#### EXTRACTED DATA

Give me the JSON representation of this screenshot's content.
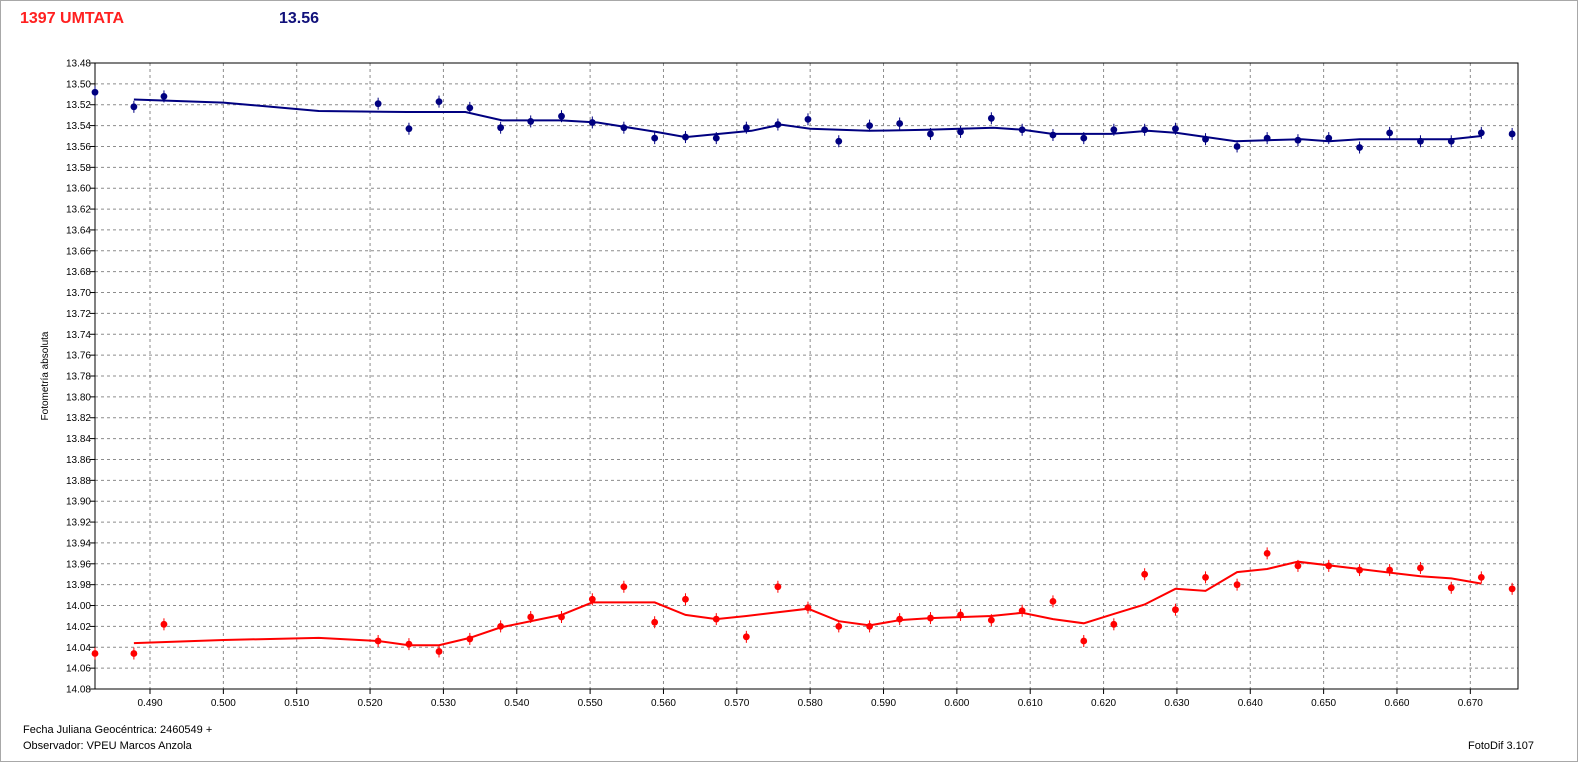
{
  "header": {
    "object_name": "1397 UMTATA",
    "magnitude": "13.56"
  },
  "footer": {
    "julian_date": "Fecha Juliana Geocéntrica: 2460549 +",
    "observer": "Observador: VPEU Marcos Anzola",
    "software": "FotoDif 3.107"
  },
  "colors": {
    "blue_series": "#000080",
    "red_series": "#ff0000",
    "grid": "#8c8c8c"
  },
  "chart_data": {
    "type": "scatter",
    "title": "",
    "xlabel": "",
    "ylabel": "Fotometría absoluta",
    "xlim": [
      0.4825,
      0.6765
    ],
    "ylim": [
      13.48,
      14.08
    ],
    "y_inverted": true,
    "grid": true,
    "x_ticks": [
      "0.490",
      "0.500",
      "0.510",
      "0.520",
      "0.530",
      "0.540",
      "0.550",
      "0.560",
      "0.570",
      "0.580",
      "0.590",
      "0.600",
      "0.610",
      "0.620",
      "0.630",
      "0.640",
      "0.650",
      "0.660",
      "0.670"
    ],
    "y_ticks": [
      "13.48",
      "13.50",
      "13.52",
      "13.54",
      "13.56",
      "13.58",
      "13.60",
      "13.62",
      "13.64",
      "13.66",
      "13.68",
      "13.70",
      "13.72",
      "13.74",
      "13.76",
      "13.78",
      "13.80",
      "13.82",
      "13.84",
      "13.86",
      "13.88",
      "13.90",
      "13.92",
      "13.94",
      "13.96",
      "13.98",
      "14.00",
      "14.02",
      "14.04",
      "14.06",
      "14.08"
    ],
    "series": [
      {
        "color": "#000080",
        "points": [
          [
            0.4825,
            13.508
          ],
          [
            0.4878,
            13.522
          ],
          [
            0.4919,
            13.512
          ],
          [
            0.5211,
            13.519
          ],
          [
            0.5253,
            13.543
          ],
          [
            0.5294,
            13.517
          ],
          [
            0.5336,
            13.523
          ],
          [
            0.5378,
            13.542
          ],
          [
            0.5419,
            13.536
          ],
          [
            0.5461,
            13.531
          ],
          [
            0.5503,
            13.537
          ],
          [
            0.5546,
            13.542
          ],
          [
            0.5588,
            13.552
          ],
          [
            0.563,
            13.551
          ],
          [
            0.5672,
            13.552
          ],
          [
            0.5713,
            13.542
          ],
          [
            0.5756,
            13.539
          ],
          [
            0.5797,
            13.534
          ],
          [
            0.5839,
            13.555
          ],
          [
            0.5881,
            13.54
          ],
          [
            0.5922,
            13.538
          ],
          [
            0.5964,
            13.548
          ],
          [
            0.6005,
            13.546
          ],
          [
            0.6047,
            13.533
          ],
          [
            0.6089,
            13.544
          ],
          [
            0.6131,
            13.549
          ],
          [
            0.6173,
            13.552
          ],
          [
            0.6214,
            13.544
          ],
          [
            0.6256,
            13.544
          ],
          [
            0.6298,
            13.543
          ],
          [
            0.6339,
            13.553
          ],
          [
            0.6382,
            13.56
          ],
          [
            0.6423,
            13.552
          ],
          [
            0.6465,
            13.554
          ],
          [
            0.6507,
            13.552
          ],
          [
            0.6549,
            13.561
          ],
          [
            0.659,
            13.547
          ],
          [
            0.6632,
            13.555
          ],
          [
            0.6674,
            13.555
          ],
          [
            0.6715,
            13.547
          ],
          [
            0.6757,
            13.548
          ]
        ],
        "fit": [
          [
            0.4878,
            13.515
          ],
          [
            0.5,
            13.518
          ],
          [
            0.513,
            13.526
          ],
          [
            0.525,
            13.527
          ],
          [
            0.533,
            13.527
          ],
          [
            0.538,
            13.535
          ],
          [
            0.546,
            13.535
          ],
          [
            0.551,
            13.537
          ],
          [
            0.559,
            13.546
          ],
          [
            0.563,
            13.551
          ],
          [
            0.572,
            13.545
          ],
          [
            0.576,
            13.539
          ],
          [
            0.58,
            13.543
          ],
          [
            0.588,
            13.545
          ],
          [
            0.596,
            13.544
          ],
          [
            0.605,
            13.542
          ],
          [
            0.609,
            13.544
          ],
          [
            0.613,
            13.548
          ],
          [
            0.621,
            13.548
          ],
          [
            0.626,
            13.545
          ],
          [
            0.63,
            13.547
          ],
          [
            0.638,
            13.555
          ],
          [
            0.647,
            13.553
          ],
          [
            0.6507,
            13.555
          ],
          [
            0.6549,
            13.553
          ],
          [
            0.6674,
            13.553
          ],
          [
            0.6715,
            13.55
          ]
        ]
      },
      {
        "color": "#ff0000",
        "points": [
          [
            0.4825,
            14.046
          ],
          [
            0.4878,
            14.046
          ],
          [
            0.4919,
            14.018
          ],
          [
            0.5211,
            14.034
          ],
          [
            0.5253,
            14.037
          ],
          [
            0.5294,
            14.044
          ],
          [
            0.5336,
            14.032
          ],
          [
            0.5378,
            14.02
          ],
          [
            0.5419,
            14.011
          ],
          [
            0.5461,
            14.011
          ],
          [
            0.5503,
            13.994
          ],
          [
            0.5546,
            13.982
          ],
          [
            0.5588,
            14.016
          ],
          [
            0.563,
            13.994
          ],
          [
            0.5672,
            14.013
          ],
          [
            0.5713,
            14.03
          ],
          [
            0.5756,
            13.982
          ],
          [
            0.5797,
            14.002
          ],
          [
            0.5839,
            14.02
          ],
          [
            0.5881,
            14.02
          ],
          [
            0.5922,
            14.013
          ],
          [
            0.5964,
            14.012
          ],
          [
            0.6005,
            14.009
          ],
          [
            0.6047,
            14.014
          ],
          [
            0.6089,
            14.005
          ],
          [
            0.6131,
            13.996
          ],
          [
            0.6173,
            14.034
          ],
          [
            0.6214,
            14.018
          ],
          [
            0.6256,
            13.97
          ],
          [
            0.6298,
            14.004
          ],
          [
            0.6339,
            13.973
          ],
          [
            0.6382,
            13.98
          ],
          [
            0.6423,
            13.95
          ],
          [
            0.6465,
            13.962
          ],
          [
            0.6507,
            13.962
          ],
          [
            0.6549,
            13.966
          ],
          [
            0.659,
            13.966
          ],
          [
            0.6632,
            13.964
          ],
          [
            0.6674,
            13.983
          ],
          [
            0.6715,
            13.973
          ],
          [
            0.6757,
            13.984
          ]
        ],
        "fit": [
          [
            0.4878,
            14.036
          ],
          [
            0.5,
            14.033
          ],
          [
            0.513,
            14.031
          ],
          [
            0.5211,
            14.034
          ],
          [
            0.5253,
            14.038
          ],
          [
            0.5294,
            14.038
          ],
          [
            0.5336,
            14.031
          ],
          [
            0.5378,
            14.021
          ],
          [
            0.5461,
            14.009
          ],
          [
            0.5503,
            13.997
          ],
          [
            0.5588,
            13.997
          ],
          [
            0.563,
            14.009
          ],
          [
            0.5672,
            14.013
          ],
          [
            0.5713,
            14.01
          ],
          [
            0.5797,
            14.003
          ],
          [
            0.5839,
            14.015
          ],
          [
            0.5881,
            14.019
          ],
          [
            0.5922,
            14.014
          ],
          [
            0.5964,
            14.012
          ],
          [
            0.6047,
            14.01
          ],
          [
            0.6089,
            14.007
          ],
          [
            0.6131,
            14.013
          ],
          [
            0.6173,
            14.017
          ],
          [
            0.6214,
            14.008
          ],
          [
            0.6256,
            13.999
          ],
          [
            0.6298,
            13.984
          ],
          [
            0.6339,
            13.986
          ],
          [
            0.6382,
            13.968
          ],
          [
            0.6423,
            13.965
          ],
          [
            0.6465,
            13.958
          ],
          [
            0.6549,
            13.965
          ],
          [
            0.6632,
            13.972
          ],
          [
            0.6674,
            13.974
          ],
          [
            0.6715,
            13.979
          ]
        ]
      }
    ]
  }
}
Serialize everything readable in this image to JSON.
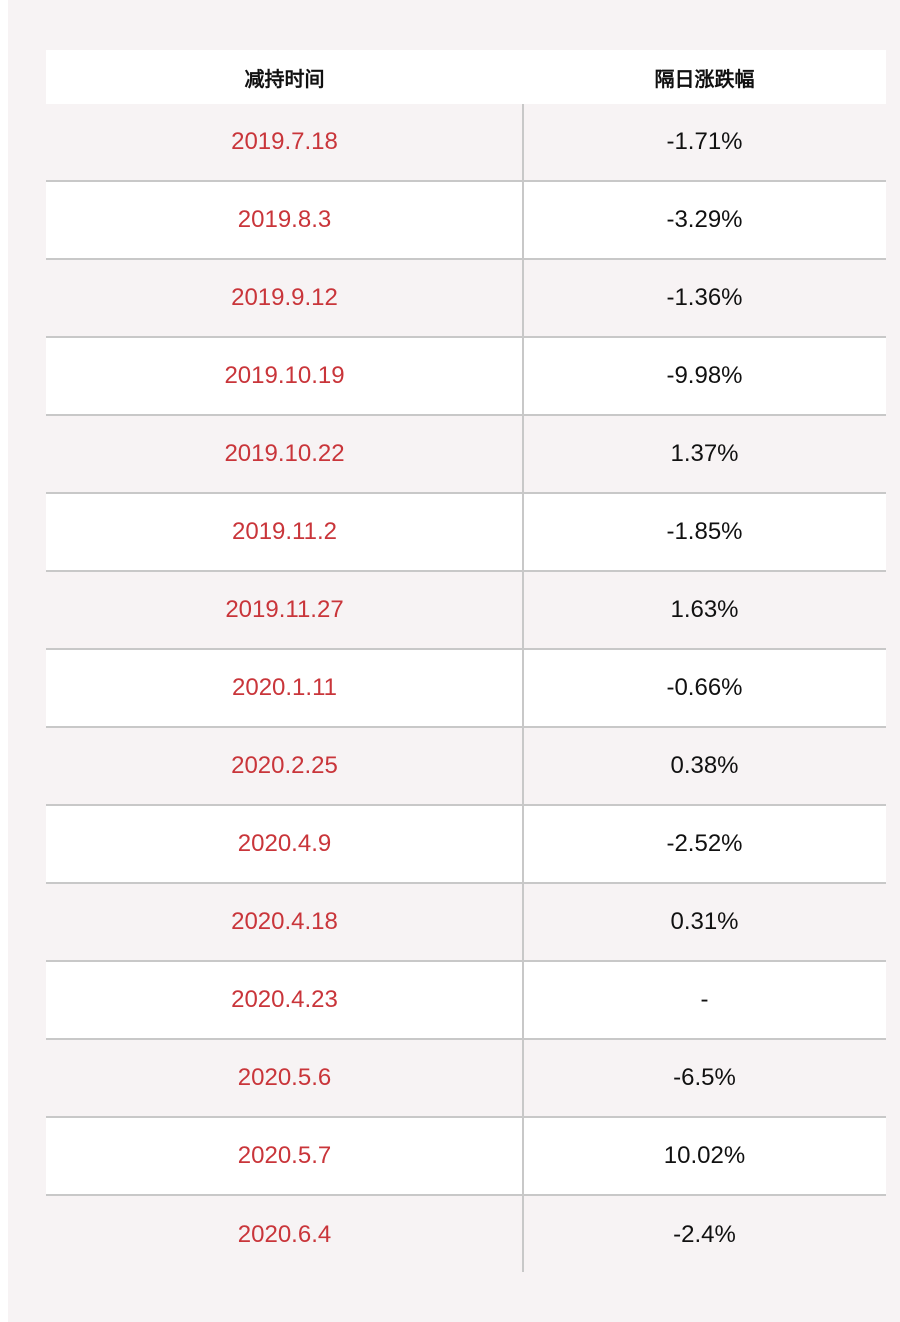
{
  "table": {
    "headers": [
      "减持时间",
      "隔日涨跌幅"
    ],
    "rows": [
      {
        "date": "2019.7.18",
        "change": "-1.71%"
      },
      {
        "date": "2019.8.3",
        "change": "-3.29%"
      },
      {
        "date": "2019.9.12",
        "change": "-1.36%"
      },
      {
        "date": "2019.10.19",
        "change": "-9.98%"
      },
      {
        "date": "2019.10.22",
        "change": "1.37%"
      },
      {
        "date": "2019.11.2",
        "change": "-1.85%"
      },
      {
        "date": "2019.11.27",
        "change": "1.63%"
      },
      {
        "date": "2020.1.11",
        "change": "-0.66%"
      },
      {
        "date": "2020.2.25",
        "change": "0.38%"
      },
      {
        "date": "2020.4.9",
        "change": "-2.52%"
      },
      {
        "date": "2020.4.18",
        "change": "0.31%"
      },
      {
        "date": "2020.4.23",
        "change": "-"
      },
      {
        "date": "2020.5.6",
        "change": "-6.5%"
      },
      {
        "date": "2020.5.7",
        "change": "10.02%"
      },
      {
        "date": "2020.6.4",
        "change": "-2.4%"
      }
    ]
  },
  "colors": {
    "date_text": "#c9353a",
    "value_text": "#111111",
    "panel_bg": "#f7f3f4",
    "divider": "#c8c8c8"
  }
}
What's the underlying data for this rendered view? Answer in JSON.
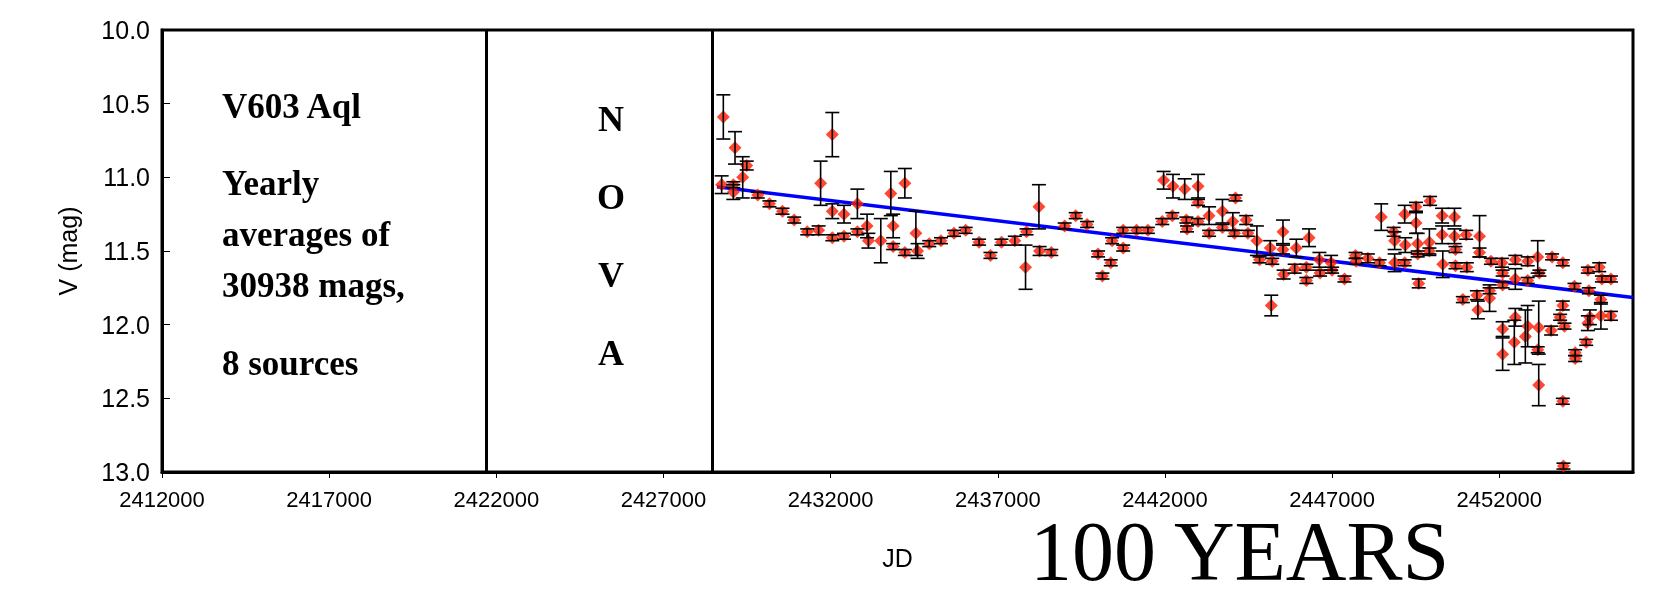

########

TASK STATEMENT: Report how many lines in the records above contain the word "this", giving only the number.

OUTPUT OF THE EXERCISE: 3